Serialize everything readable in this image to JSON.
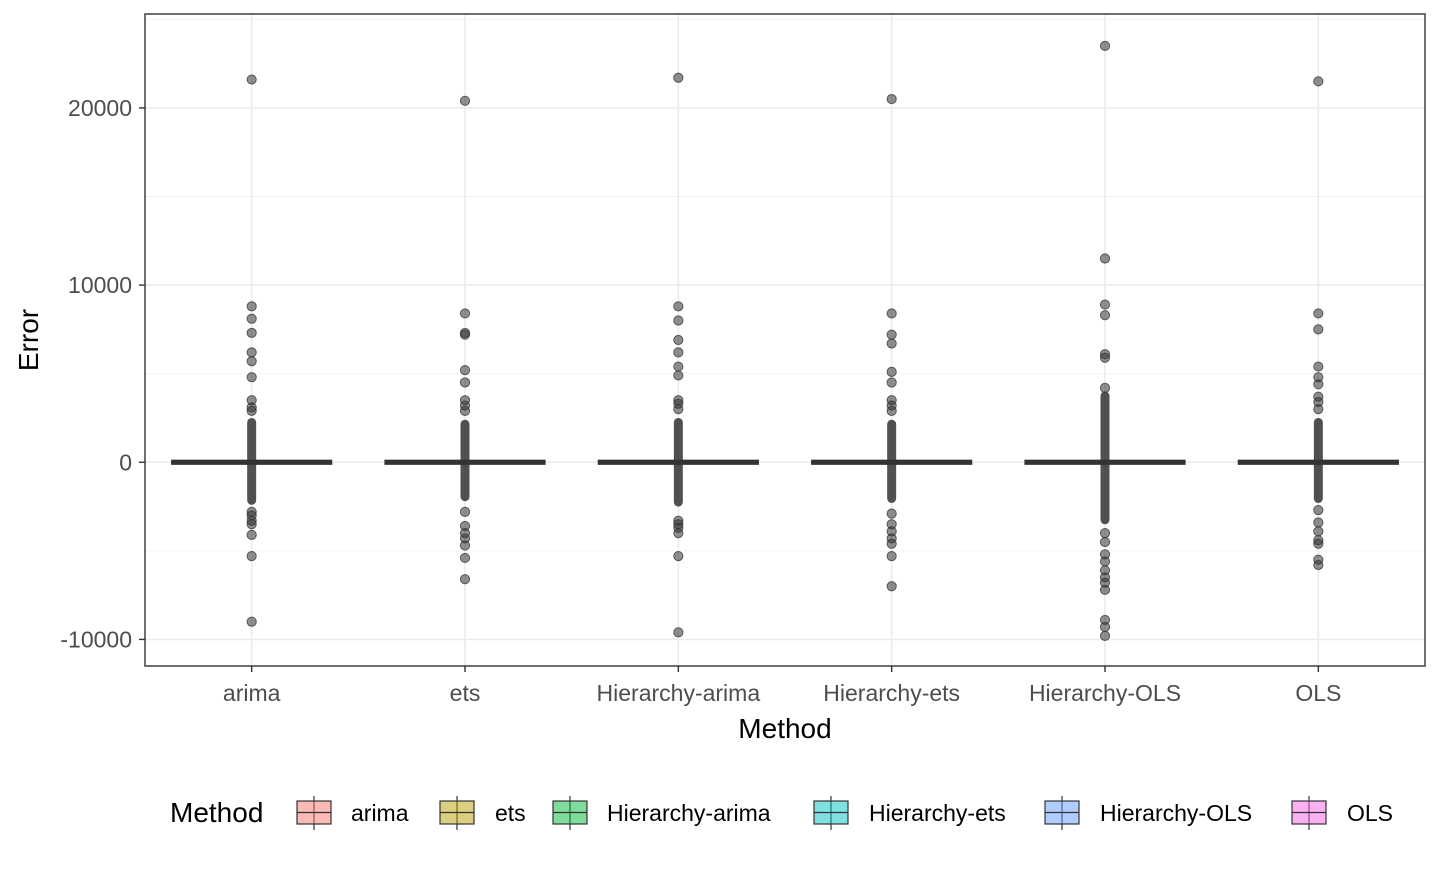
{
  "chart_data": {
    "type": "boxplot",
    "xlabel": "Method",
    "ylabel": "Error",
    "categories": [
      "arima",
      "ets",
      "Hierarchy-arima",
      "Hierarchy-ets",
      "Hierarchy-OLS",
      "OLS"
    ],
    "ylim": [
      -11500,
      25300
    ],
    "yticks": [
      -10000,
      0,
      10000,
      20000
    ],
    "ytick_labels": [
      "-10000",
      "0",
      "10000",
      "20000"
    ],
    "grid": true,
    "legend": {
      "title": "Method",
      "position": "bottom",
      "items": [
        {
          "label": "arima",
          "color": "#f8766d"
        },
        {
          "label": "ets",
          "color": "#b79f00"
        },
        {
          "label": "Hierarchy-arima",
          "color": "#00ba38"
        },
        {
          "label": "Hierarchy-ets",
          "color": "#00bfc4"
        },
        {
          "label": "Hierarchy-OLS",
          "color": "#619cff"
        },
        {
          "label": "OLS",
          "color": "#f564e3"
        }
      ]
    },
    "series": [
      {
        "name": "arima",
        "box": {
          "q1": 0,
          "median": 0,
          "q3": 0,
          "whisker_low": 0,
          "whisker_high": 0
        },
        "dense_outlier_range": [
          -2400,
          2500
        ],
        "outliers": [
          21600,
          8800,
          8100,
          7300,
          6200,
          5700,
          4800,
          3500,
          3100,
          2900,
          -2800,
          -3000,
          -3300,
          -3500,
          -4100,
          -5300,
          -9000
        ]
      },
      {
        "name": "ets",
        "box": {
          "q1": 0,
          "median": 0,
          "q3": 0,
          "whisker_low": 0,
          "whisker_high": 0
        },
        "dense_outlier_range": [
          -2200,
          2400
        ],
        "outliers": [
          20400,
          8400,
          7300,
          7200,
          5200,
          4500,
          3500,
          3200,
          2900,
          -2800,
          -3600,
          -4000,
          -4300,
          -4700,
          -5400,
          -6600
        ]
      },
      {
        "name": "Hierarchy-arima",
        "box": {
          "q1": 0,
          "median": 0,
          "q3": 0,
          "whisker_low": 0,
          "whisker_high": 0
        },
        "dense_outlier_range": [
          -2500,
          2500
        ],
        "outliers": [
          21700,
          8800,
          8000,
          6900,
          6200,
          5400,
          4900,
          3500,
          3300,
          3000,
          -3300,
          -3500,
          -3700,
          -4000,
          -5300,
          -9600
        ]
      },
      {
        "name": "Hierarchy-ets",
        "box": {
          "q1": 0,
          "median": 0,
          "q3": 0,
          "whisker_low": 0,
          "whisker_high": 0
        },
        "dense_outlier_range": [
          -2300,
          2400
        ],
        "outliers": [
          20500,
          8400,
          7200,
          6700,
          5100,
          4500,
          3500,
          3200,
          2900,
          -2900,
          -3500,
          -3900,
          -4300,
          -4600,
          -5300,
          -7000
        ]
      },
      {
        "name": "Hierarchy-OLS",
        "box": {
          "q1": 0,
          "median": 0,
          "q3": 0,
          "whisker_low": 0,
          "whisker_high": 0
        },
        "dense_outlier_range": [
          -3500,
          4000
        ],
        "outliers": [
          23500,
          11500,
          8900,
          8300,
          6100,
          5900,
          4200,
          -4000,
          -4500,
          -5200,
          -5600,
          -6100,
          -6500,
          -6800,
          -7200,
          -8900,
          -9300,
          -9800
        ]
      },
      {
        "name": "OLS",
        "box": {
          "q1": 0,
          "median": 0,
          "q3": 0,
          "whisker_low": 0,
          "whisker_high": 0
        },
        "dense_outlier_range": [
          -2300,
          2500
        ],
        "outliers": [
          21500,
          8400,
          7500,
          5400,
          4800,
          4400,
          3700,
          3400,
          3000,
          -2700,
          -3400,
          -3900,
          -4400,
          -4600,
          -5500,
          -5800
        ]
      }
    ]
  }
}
□ □ □ □ □ □ □
▶ _The task_:
Where a line of the data holds "Hierarchy", show that line.

▶ _Complete answer_:
      "Hierarchy-arima",
      "Hierarchy-ets",
      "Hierarchy-OLS",
          "label": "Hierarchy-arima",
          "label": "Hierarchy-ets",
          "label": "Hierarchy-OLS",
        "name": "Hierarchy-arima",
        "name": "Hierarchy-ets",
        "name": "Hierarchy-OLS",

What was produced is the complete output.